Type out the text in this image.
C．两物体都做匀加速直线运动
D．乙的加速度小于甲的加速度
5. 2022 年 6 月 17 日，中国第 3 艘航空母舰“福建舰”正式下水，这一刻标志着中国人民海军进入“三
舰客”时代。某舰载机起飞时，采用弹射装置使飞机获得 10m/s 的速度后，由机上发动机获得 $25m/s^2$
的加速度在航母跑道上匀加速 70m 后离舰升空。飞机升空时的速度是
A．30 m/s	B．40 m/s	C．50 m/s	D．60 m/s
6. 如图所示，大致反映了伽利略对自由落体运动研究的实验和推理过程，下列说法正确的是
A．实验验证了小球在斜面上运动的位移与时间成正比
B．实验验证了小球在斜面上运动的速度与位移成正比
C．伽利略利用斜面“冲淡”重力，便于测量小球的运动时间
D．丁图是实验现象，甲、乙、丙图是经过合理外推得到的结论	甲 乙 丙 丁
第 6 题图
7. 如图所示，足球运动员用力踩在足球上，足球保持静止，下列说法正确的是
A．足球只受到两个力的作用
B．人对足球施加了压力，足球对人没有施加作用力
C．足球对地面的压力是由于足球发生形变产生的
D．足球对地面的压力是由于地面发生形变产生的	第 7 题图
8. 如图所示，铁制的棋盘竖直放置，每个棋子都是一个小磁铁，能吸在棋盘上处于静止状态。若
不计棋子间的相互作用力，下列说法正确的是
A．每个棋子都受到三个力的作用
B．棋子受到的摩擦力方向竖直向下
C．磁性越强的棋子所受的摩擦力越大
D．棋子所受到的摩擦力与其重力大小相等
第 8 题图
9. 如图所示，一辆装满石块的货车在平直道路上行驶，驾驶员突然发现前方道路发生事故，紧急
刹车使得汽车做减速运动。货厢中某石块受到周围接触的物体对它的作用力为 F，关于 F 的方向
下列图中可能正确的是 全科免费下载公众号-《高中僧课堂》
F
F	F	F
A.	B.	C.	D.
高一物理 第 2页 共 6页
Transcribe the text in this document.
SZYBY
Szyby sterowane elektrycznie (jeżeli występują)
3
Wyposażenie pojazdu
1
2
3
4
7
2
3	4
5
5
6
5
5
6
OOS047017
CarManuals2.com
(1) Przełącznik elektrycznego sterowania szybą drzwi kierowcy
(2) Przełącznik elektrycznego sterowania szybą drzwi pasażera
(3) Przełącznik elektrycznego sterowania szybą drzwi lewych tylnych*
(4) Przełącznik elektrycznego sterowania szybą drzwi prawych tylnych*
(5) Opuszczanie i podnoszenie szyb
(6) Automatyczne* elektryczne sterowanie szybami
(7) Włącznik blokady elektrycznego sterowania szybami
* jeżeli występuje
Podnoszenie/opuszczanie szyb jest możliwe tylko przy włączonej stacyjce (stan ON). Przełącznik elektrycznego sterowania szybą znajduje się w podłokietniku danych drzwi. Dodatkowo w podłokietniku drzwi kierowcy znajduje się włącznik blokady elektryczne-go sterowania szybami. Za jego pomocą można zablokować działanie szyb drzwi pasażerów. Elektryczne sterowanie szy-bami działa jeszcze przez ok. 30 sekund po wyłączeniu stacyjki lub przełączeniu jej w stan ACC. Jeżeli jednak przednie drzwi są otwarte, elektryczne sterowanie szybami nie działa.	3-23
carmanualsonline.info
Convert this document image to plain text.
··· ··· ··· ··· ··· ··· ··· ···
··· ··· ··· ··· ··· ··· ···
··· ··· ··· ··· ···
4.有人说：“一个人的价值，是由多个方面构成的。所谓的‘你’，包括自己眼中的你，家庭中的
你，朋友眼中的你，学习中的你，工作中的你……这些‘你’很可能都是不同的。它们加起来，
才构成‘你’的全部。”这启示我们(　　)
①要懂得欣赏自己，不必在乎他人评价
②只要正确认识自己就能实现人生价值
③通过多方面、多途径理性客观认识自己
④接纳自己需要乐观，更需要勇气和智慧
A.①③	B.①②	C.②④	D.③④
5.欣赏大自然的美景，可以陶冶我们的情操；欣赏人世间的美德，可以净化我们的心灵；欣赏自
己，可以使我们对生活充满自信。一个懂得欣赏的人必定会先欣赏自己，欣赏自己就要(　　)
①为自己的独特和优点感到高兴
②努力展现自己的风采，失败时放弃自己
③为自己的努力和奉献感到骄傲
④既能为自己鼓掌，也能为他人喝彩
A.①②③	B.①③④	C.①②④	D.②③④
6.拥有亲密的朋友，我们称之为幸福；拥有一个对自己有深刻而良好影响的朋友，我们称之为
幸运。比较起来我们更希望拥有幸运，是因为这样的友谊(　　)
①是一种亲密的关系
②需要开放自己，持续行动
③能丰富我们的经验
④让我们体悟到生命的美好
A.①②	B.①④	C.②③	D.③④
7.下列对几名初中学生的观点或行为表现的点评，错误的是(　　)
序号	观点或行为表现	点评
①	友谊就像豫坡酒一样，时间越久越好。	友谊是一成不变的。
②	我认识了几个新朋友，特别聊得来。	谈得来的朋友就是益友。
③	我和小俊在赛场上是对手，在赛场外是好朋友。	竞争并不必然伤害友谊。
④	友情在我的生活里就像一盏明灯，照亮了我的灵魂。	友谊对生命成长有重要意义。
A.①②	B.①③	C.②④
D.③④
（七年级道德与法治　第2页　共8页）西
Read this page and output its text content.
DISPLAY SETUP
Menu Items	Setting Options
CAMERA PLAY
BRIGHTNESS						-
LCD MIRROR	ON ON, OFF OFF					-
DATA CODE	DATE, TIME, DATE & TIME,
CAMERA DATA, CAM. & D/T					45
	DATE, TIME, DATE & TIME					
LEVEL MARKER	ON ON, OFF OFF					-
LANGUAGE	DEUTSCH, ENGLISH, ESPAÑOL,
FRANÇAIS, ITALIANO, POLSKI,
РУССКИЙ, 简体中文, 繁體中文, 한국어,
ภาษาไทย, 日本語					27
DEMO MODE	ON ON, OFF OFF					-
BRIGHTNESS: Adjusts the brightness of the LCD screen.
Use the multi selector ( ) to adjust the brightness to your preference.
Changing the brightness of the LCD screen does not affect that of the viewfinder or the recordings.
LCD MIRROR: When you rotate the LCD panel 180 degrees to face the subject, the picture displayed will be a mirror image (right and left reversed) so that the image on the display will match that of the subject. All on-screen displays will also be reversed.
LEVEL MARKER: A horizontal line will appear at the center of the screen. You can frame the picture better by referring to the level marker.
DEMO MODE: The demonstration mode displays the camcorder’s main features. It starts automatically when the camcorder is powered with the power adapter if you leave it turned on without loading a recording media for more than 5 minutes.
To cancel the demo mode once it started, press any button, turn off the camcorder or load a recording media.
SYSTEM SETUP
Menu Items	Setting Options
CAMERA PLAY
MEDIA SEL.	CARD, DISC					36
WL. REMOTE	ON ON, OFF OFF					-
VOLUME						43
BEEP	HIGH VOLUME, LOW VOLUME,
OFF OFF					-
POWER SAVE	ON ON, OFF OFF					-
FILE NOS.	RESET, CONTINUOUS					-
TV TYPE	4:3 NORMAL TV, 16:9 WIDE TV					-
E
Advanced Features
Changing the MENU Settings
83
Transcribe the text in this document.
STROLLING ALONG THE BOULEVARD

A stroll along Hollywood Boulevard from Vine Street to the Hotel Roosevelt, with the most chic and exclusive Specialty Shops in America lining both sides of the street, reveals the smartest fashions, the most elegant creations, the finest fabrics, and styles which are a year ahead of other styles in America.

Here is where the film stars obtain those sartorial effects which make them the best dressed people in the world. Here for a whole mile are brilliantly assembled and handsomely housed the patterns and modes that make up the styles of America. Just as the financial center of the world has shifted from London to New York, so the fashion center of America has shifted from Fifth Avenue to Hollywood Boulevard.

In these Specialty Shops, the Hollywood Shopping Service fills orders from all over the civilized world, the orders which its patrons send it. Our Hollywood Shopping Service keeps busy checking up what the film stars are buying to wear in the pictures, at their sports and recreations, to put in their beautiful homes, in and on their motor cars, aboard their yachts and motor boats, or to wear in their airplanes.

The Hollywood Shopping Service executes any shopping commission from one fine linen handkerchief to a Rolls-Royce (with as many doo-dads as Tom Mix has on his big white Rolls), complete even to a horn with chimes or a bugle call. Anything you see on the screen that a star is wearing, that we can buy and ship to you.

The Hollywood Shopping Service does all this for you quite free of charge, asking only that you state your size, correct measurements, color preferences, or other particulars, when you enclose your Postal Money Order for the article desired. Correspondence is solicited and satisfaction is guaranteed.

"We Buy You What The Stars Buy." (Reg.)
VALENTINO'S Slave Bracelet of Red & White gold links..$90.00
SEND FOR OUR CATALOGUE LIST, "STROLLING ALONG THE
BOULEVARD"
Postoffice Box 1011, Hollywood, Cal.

PROBLEM DESCRIPTION —
Search the listing for the word "TIME" and return each line that holds it.

ANSWER TO THIS PROBLEM —
DATA CODE	DATE, TIME, DATE & TIME,
	DATE, TIME, DATE & TIME					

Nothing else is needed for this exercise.